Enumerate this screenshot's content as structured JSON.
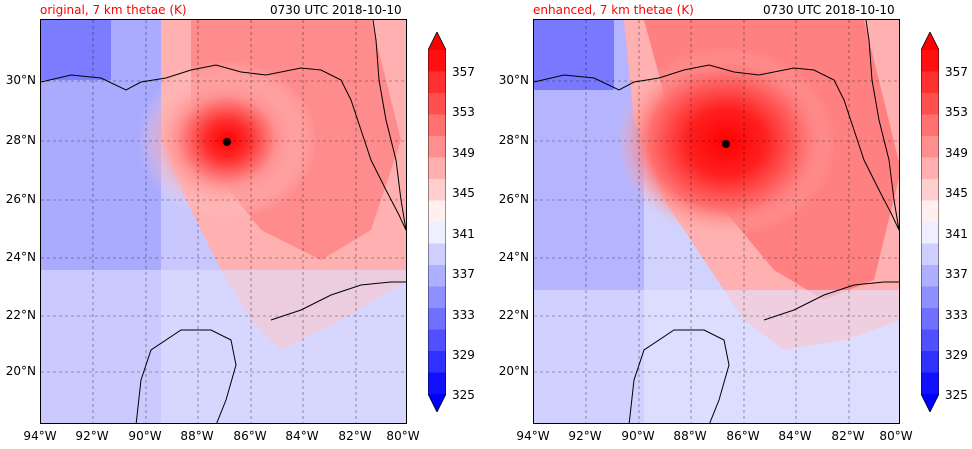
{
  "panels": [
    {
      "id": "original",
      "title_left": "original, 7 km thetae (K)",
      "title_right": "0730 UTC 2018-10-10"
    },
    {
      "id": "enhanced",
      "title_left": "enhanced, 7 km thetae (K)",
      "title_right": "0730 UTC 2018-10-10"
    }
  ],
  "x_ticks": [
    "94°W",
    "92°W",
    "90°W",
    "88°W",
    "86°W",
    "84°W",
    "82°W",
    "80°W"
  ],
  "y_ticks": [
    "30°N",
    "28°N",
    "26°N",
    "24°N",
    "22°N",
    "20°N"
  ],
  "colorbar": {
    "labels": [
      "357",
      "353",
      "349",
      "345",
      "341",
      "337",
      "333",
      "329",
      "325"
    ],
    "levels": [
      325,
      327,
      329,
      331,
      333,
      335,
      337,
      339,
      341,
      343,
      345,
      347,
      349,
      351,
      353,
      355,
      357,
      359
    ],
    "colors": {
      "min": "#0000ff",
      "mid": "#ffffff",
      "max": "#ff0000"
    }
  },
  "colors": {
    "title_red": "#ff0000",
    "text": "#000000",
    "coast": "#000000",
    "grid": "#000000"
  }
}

____________

Using the listing above, show each line holding the string "original".

▸ Worked solution:
      "id": "original",
      "title_left": "original, 7 km thetae (K)",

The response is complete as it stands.